* [Given request]: Where does the string "title" appear in the records? Copy every line that contains it.

Lines of data
_ _ _

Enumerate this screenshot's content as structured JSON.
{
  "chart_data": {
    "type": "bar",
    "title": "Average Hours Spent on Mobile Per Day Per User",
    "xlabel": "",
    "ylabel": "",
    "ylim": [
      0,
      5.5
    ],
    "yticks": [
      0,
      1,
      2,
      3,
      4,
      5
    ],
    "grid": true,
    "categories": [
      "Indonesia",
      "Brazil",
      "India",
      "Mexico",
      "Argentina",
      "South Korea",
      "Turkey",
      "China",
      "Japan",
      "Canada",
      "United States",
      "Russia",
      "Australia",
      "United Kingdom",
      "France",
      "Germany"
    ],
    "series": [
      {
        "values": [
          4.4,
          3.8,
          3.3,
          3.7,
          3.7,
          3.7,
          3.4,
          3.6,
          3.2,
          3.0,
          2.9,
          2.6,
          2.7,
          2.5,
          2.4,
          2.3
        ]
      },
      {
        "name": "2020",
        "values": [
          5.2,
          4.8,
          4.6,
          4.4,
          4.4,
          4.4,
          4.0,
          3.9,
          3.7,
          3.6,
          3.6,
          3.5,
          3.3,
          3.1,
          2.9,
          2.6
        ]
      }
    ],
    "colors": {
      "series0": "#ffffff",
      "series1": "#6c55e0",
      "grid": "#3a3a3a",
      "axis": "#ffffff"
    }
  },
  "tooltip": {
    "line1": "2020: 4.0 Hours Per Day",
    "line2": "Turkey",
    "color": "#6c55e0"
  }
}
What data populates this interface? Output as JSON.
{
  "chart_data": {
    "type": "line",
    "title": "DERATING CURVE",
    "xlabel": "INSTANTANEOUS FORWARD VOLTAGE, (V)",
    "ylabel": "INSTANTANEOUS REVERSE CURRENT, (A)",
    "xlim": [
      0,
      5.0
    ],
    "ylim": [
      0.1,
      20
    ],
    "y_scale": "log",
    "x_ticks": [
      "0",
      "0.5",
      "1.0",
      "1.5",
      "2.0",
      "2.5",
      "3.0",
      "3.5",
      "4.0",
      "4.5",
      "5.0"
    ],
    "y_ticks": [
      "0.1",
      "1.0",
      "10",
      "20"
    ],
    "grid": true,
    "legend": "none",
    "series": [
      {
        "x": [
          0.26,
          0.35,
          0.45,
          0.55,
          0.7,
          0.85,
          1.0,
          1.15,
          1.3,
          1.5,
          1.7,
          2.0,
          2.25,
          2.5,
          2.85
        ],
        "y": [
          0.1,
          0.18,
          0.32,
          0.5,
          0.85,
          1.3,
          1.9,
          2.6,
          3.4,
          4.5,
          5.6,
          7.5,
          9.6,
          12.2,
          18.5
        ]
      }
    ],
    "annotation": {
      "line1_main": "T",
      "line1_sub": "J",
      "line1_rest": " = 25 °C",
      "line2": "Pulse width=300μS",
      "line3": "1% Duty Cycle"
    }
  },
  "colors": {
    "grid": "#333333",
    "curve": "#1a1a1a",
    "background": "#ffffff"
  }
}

_ _ _

* [Task output]:
    "title": "Average Hours Spent on Mobile Per Day Per User",
    "title": "DERATING CURVE",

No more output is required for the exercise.